MATERIAL SUPPLIED:

######

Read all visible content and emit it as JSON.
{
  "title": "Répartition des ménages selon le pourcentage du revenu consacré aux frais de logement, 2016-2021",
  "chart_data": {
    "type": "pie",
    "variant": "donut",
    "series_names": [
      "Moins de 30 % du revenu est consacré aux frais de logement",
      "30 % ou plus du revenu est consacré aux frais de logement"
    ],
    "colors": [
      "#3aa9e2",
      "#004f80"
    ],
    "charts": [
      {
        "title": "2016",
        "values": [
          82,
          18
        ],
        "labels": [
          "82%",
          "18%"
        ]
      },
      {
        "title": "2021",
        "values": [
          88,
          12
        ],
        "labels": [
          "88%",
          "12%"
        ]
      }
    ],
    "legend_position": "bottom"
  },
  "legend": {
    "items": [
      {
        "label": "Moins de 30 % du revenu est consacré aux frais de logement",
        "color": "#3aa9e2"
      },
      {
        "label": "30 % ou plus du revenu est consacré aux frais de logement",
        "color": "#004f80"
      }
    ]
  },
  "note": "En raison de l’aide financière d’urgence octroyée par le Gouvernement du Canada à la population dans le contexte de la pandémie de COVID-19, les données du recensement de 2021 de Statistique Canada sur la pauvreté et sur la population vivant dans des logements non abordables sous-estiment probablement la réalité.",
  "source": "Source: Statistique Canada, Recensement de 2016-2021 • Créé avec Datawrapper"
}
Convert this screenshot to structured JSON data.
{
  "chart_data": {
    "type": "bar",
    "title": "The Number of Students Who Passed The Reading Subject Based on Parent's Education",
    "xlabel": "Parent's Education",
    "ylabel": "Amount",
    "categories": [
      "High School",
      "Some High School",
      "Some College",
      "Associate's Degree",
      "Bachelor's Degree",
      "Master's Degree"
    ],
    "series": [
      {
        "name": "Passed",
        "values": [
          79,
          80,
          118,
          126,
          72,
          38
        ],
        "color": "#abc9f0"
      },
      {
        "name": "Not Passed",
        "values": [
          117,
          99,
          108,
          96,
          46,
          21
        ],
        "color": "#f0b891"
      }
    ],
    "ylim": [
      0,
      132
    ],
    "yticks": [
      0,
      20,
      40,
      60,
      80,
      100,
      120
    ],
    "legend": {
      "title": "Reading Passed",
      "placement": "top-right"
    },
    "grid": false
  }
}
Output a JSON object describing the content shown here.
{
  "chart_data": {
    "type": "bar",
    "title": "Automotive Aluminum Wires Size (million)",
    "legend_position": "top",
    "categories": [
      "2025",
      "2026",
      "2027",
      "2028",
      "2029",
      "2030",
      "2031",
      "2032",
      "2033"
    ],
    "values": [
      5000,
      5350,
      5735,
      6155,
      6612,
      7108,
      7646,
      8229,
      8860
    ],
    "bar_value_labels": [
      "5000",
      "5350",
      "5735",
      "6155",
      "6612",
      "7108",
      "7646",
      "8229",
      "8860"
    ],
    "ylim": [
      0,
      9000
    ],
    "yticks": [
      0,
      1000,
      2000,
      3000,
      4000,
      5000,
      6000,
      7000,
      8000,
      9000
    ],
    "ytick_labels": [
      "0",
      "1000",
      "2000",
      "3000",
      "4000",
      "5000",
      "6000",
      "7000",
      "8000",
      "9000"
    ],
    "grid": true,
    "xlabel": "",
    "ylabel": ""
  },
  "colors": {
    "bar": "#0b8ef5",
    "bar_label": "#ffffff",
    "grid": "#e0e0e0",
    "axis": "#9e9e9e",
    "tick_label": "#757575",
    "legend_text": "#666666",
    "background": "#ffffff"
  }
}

######

DIRECTIONS:
Looking at the entries above, say how many lines contain the word "revenu". Only the number is wanted.

TASK ANSWER:
5